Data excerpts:

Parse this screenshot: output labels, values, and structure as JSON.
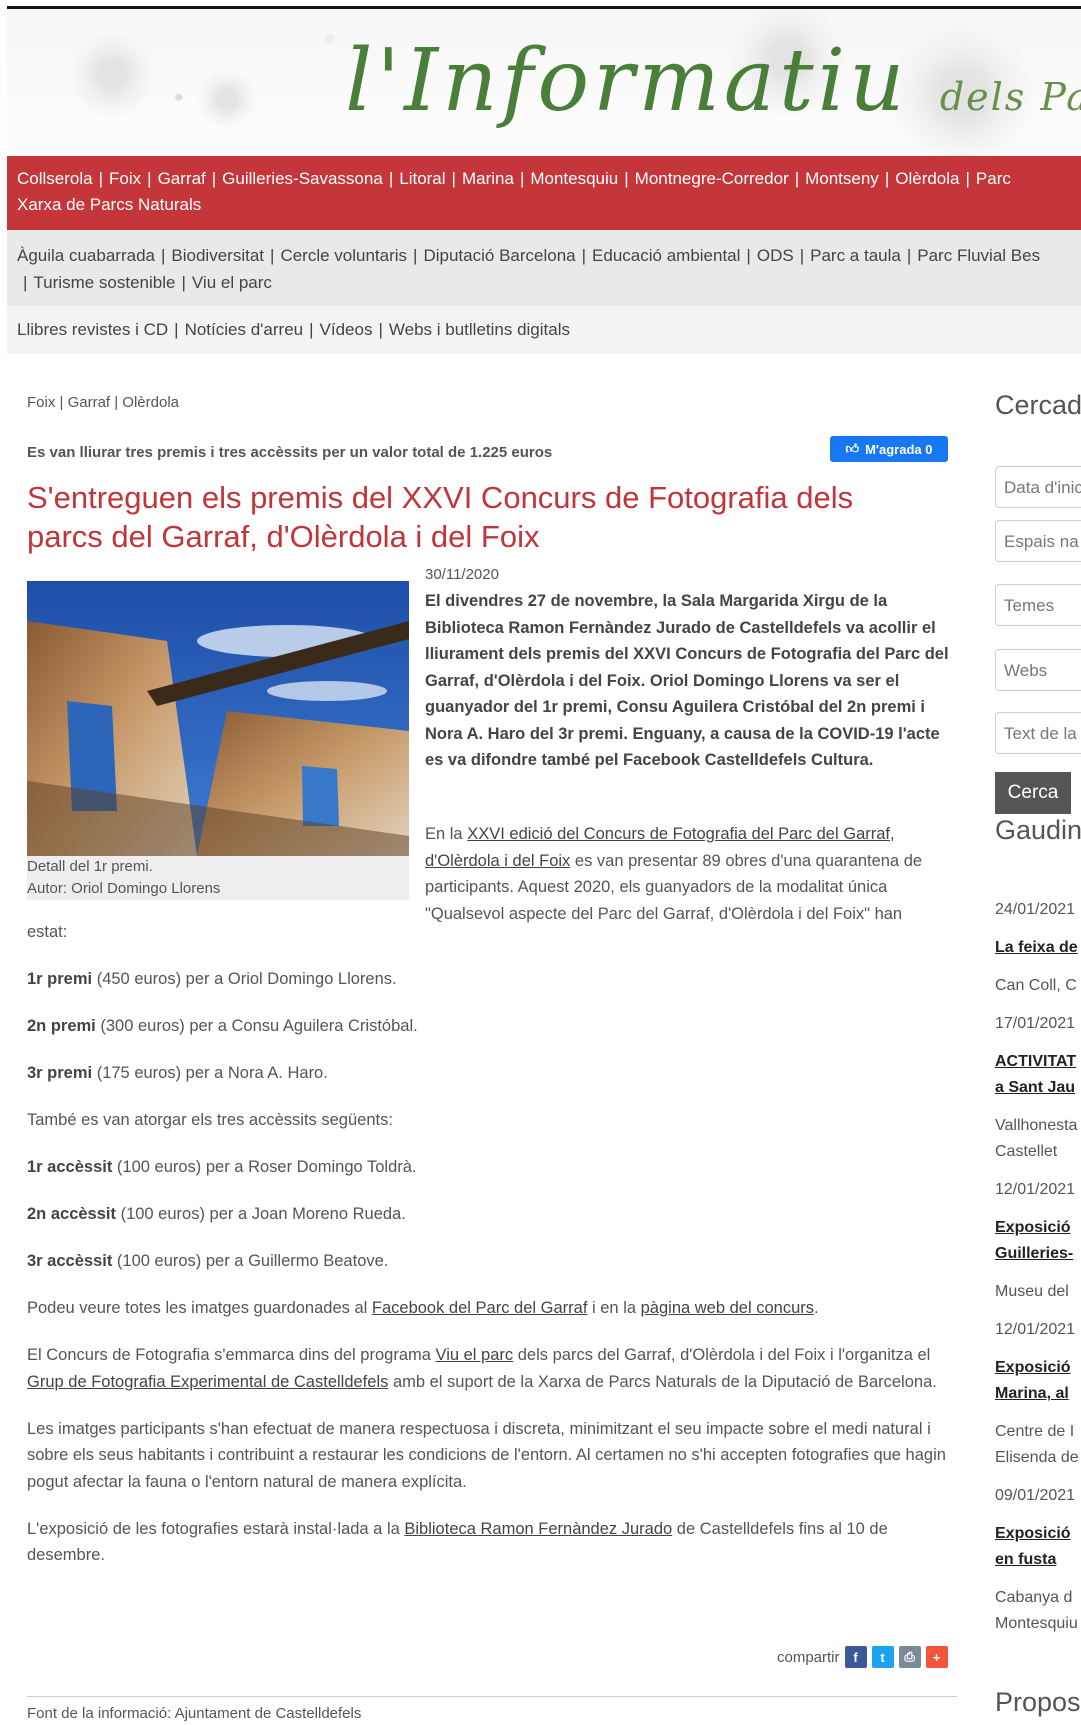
{
  "header": {
    "logo_main": "l'Informatiu",
    "logo_sub": "dels Parcs"
  },
  "nav_red": {
    "items": [
      "Collserola",
      "Foix",
      "Garraf",
      "Guilleries-Savassona",
      "Litoral",
      "Marina",
      "Montesquiu",
      "Montnegre-Corredor",
      "Montseny",
      "Olèrdola",
      "Parc"
    ],
    "line2": "Xarxa de Parcs Naturals"
  },
  "nav_grey": {
    "row1": [
      "Àguila cuabarrada",
      "Biodiversitat",
      "Cercle voluntaris",
      "Diputació Barcelona",
      "Educació ambiental",
      "ODS",
      "Parc a taula",
      "Parc Fluvial Bes"
    ],
    "row2": [
      "Turisme sostenible",
      "Viu el parc"
    ]
  },
  "nav_grey2": {
    "items": [
      "Llibres revistes i CD",
      "Notícies d'arreu",
      "Vídeos",
      "Webs i butlletins digitals"
    ]
  },
  "article": {
    "breadcrumb": "Foix | Garraf | Olèrdola",
    "subtitle": "Es van lliurar tres premis i tres accèssits per un valor total de 1.225 euros",
    "like_label": "M'agrada 0",
    "title": "S'entreguen els premis del XXVI Concurs de Fotografia dels parcs del Garraf, d'Olèrdola i del Foix",
    "date": "30/11/2020",
    "caption_line1": "Detall del 1r premi.",
    "caption_line2": "Autor: Oriol Domingo Llorens",
    "lead": "El divendres 27 de novembre, la Sala Margarida Xirgu de la Biblioteca Ramon Fernàndez Jurado de Castelldefels va acollir el lliurament dels premis del XXVI Concurs de Fotografia del Parc del Garraf, d'Olèrdola i del Foix. Oriol Domingo Llorens va ser el guanyador del 1r premi, Consu Aguilera Cristóbal del 2n premi i Nora A. Haro del 3r premi. Enguany, a causa de la COVID-19 l'acte es va difondre també pel Facebook Castelldefels Cultura.",
    "p1_pre": "En la ",
    "p1_link": "XXVI edició del Concurs de Fotografia del Parc del Garraf, d'Olèrdola i del Foix",
    "p1_post": " es van presentar 89 obres d'una quarantena de participants. Aquest 2020, els guanyadors de la modalitat única \"Qualsevol aspecte del Parc del Garraf, d'Olèrdola i del Foix\" han",
    "p1_cont": "estat:",
    "prizes": [
      {
        "label": "1r premi",
        "text": " (450 euros) per a Oriol Domingo Llorens."
      },
      {
        "label": "2n premi",
        "text": " (300 euros) per a Consu Aguilera Cristóbal."
      },
      {
        "label": "3r premi",
        "text": " (175 euros) per a Nora A. Haro."
      }
    ],
    "accessits_intro": "També es van atorgar els tres accèssits següents:",
    "accessits": [
      {
        "label": "1r accèssit",
        "text": " (100 euros) per a Roser Domingo Toldrà."
      },
      {
        "label": "2n accèssit",
        "text": " (100 euros) per a Joan Moreno Rueda."
      },
      {
        "label": "3r accèssit",
        "text": " (100 euros) per a Guillermo Beatove."
      }
    ],
    "p_links_pre": "Podeu veure totes les imatges guardonades al ",
    "p_links_a": "Facebook del Parc del Garraf",
    "p_links_mid": " i en la ",
    "p_links_b": "pàgina web del concurs",
    "p_links_post": ".",
    "p_prog_pre": "El Concurs de Fotografia s'emmarca dins del programa ",
    "p_prog_a": "Viu el parc",
    "p_prog_mid": " dels parcs del Garraf, d'Olèrdola i del Foix i l'organitza el ",
    "p_prog_b": "Grup de Fotografia Experimental de Castelldefels",
    "p_prog_post": " amb el suport de  la Xarxa de Parcs Naturals de la Diputació de Barcelona.",
    "p_resp": "Les imatges participants s'han efectuat de manera respectuosa i discreta, minimitzant el seu impacte sobre el medi natural i sobre els seus habitants i contribuint a restaurar les condicions de l'entorn. Al certamen no s'hi accepten fotografies que hagin pogut afectar la fauna o l'entorn natural de manera explícita.",
    "p_expo_pre": "L'exposició de les fotografies estarà instal·lada a la ",
    "p_expo_a": "Biblioteca Ramon Fernàndez Jurado",
    "p_expo_post": " de Castelldefels fins al 10 de desembre.",
    "share_label": "compartir",
    "source": "Font de la informació: Ajuntament de Castelldefels"
  },
  "sidebar": {
    "search_title": "Cercad",
    "fields": [
      "Data d'inic",
      "Espais na",
      "Temes",
      "Webs",
      "Text de la"
    ],
    "search_button": "Cerca",
    "events_title": "Gaudin",
    "events": [
      {
        "date": "24/01/2021",
        "title": [
          "La feixa de"
        ],
        "place": [
          "Can Coll, C"
        ]
      },
      {
        "date": "17/01/2021",
        "title": [
          "ACTIVITAT",
          "a Sant Jau"
        ],
        "place": [
          "Vallhonesta",
          "Castellet"
        ]
      },
      {
        "date": "12/01/2021",
        "title": [
          "Exposició",
          "Guilleries-"
        ],
        "place": [
          "Museu del"
        ]
      },
      {
        "date": "12/01/2021",
        "title": [
          "Exposició",
          "Marina, al"
        ],
        "place": [
          "Centre de I",
          "Elisenda de"
        ]
      },
      {
        "date": "09/01/2021",
        "title": [
          "Exposició",
          "en fusta"
        ],
        "place": [
          "Cabanya d",
          "Montesquiu"
        ]
      }
    ],
    "bottom_title": "Propos"
  },
  "colors": {
    "brand_red": "#c5363a",
    "title_red": "#c0353a",
    "facebook": "#1877f2"
  }
}
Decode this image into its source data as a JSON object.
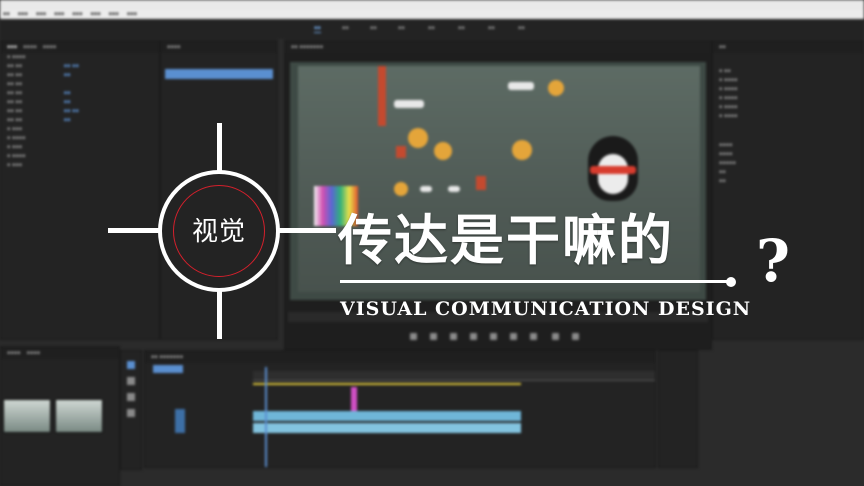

Task
Take every line from the data that contains the word "accèssits".

Exercise result
    "subtitle": "Es van lliurar tres premis i tres accèssits per un valor total de 1.225 euros",
    "accessits_intro": "També es van atorgar els tres accèssits següents:",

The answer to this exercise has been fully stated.